%%

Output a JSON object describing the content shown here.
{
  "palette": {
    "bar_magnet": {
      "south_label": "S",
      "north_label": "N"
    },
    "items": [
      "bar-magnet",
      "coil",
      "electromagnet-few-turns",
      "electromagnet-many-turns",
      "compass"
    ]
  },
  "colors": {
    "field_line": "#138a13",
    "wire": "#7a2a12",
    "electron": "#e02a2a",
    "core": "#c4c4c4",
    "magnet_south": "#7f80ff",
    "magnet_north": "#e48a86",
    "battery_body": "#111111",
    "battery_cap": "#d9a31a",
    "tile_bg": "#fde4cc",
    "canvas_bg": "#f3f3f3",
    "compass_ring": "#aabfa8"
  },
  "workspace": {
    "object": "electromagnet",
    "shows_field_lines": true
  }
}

%%

**Task instructions:** Exactly reproduce the material above.

**Exercise answer:**
Output a JSON object describing the content shown here.
{
  "palette": {
    "bar_magnet": {
      "south_label": "S",
      "north_label": "N"
    },
    "items": [
      "bar-magnet",
      "coil",
      "electromagnet-few-turns",
      "electromagnet-many-turns",
      "compass"
    ]
  },
  "colors": {
    "field_line": "#138a13",
    "wire": "#7a2a12",
    "electron": "#e02a2a",
    "core": "#c4c4c4",
    "magnet_south": "#7f80ff",
    "magnet_north": "#e48a86",
    "battery_body": "#111111",
    "battery_cap": "#d9a31a",
    "tile_bg": "#fde4cc",
    "canvas_bg": "#f3f3f3",
    "compass_ring": "#aabfa8"
  },
  "workspace": {
    "object": "electromagnet",
    "shows_field_lines": true
  }
}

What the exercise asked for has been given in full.